**Task statement:** Look through the data below and work out how many lines contain the string "from". Give the number alone.

Entries with figure data
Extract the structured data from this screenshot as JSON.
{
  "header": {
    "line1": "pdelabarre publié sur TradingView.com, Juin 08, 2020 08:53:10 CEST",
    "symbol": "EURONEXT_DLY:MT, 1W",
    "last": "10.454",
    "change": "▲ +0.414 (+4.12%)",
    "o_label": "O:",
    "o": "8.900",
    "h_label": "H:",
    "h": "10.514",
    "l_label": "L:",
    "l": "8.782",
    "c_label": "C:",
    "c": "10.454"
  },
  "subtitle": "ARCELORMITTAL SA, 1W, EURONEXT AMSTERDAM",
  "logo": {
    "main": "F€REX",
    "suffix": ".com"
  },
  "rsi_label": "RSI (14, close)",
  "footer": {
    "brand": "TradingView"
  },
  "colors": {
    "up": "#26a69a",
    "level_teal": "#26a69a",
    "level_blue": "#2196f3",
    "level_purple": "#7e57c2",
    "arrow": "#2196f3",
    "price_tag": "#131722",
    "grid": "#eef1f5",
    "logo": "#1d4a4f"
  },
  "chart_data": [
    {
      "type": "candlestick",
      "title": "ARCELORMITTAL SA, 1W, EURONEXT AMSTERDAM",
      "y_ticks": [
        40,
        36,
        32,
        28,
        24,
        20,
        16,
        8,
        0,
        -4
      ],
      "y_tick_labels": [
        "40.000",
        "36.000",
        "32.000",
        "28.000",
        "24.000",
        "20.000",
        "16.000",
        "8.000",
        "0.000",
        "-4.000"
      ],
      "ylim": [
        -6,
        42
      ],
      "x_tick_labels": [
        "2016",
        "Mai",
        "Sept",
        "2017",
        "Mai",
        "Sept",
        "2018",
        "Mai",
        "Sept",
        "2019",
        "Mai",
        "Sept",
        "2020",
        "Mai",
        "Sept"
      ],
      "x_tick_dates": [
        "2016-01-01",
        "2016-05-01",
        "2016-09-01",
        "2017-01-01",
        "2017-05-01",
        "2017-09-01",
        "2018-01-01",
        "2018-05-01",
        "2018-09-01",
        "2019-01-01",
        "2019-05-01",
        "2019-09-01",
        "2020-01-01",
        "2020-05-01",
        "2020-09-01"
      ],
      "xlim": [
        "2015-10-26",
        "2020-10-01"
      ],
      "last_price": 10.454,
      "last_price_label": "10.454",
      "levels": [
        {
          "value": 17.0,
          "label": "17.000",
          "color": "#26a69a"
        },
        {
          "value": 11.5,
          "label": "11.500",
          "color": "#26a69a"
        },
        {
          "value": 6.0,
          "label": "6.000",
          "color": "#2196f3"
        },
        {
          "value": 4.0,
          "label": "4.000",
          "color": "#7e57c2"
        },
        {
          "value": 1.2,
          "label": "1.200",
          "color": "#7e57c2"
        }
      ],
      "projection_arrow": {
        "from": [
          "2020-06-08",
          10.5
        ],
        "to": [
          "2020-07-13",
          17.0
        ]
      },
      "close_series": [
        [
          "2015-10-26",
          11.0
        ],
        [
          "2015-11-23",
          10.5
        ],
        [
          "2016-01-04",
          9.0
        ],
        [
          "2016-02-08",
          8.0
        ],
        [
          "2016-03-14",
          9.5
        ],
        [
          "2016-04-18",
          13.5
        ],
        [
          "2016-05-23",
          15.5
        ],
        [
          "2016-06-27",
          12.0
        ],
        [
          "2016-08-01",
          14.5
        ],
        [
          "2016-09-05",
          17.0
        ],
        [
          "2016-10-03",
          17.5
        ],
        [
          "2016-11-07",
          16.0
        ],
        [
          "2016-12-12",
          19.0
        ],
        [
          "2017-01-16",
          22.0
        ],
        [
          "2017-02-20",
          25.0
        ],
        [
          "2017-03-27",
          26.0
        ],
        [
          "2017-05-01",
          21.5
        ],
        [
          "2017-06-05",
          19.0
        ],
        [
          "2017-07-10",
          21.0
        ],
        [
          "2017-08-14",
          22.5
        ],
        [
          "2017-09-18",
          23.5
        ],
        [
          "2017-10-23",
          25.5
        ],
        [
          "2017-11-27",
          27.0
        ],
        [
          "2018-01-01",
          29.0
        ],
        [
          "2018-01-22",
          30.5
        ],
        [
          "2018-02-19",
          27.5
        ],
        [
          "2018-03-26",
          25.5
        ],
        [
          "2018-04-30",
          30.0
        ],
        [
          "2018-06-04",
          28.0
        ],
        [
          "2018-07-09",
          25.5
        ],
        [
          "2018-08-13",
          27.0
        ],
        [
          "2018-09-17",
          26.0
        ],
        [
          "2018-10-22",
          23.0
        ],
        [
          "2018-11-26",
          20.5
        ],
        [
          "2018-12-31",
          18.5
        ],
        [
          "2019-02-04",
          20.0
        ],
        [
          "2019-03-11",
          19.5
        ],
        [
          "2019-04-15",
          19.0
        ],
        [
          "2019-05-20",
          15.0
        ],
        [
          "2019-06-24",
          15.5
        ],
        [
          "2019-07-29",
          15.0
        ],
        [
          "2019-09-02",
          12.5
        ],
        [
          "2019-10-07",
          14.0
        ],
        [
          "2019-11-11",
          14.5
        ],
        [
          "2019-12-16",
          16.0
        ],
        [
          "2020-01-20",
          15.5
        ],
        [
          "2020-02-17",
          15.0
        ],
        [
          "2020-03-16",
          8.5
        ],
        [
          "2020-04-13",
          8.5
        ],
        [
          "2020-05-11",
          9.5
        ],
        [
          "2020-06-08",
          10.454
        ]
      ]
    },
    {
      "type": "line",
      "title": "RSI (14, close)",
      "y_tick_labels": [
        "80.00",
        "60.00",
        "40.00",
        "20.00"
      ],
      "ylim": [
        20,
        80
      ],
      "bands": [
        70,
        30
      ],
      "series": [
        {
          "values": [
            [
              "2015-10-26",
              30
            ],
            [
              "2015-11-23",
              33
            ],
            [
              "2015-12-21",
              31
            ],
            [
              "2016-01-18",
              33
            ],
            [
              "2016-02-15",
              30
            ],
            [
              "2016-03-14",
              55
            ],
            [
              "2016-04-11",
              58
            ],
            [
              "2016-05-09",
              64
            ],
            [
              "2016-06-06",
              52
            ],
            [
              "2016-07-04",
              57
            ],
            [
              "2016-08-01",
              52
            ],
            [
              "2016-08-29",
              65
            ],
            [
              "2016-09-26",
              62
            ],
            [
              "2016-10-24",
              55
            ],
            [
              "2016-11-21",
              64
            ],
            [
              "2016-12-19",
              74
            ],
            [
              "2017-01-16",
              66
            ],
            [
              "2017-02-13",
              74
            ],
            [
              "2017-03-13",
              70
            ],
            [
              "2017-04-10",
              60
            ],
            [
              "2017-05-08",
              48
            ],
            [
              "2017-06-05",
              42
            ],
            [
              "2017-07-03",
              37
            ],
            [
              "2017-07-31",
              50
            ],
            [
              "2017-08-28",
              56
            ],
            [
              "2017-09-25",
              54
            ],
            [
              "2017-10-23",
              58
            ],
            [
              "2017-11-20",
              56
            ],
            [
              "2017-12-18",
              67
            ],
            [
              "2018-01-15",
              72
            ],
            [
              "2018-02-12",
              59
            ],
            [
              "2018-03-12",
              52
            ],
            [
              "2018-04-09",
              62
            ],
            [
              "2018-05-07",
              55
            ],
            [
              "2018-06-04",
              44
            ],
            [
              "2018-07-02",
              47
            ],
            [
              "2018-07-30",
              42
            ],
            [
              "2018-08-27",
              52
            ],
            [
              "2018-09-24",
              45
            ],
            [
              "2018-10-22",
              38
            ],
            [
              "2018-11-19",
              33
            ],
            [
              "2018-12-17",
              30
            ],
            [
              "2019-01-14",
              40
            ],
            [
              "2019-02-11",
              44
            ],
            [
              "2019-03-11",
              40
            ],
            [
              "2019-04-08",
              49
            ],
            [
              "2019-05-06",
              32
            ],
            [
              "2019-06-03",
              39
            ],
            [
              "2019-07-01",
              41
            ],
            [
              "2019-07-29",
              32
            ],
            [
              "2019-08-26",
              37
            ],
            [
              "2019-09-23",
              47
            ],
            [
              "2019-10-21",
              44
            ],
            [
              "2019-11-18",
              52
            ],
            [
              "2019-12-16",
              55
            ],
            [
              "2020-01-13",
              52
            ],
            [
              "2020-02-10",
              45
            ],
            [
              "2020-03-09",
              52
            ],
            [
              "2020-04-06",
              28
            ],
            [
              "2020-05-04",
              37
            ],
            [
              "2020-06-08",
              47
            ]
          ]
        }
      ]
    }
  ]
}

**Finished answer:** 2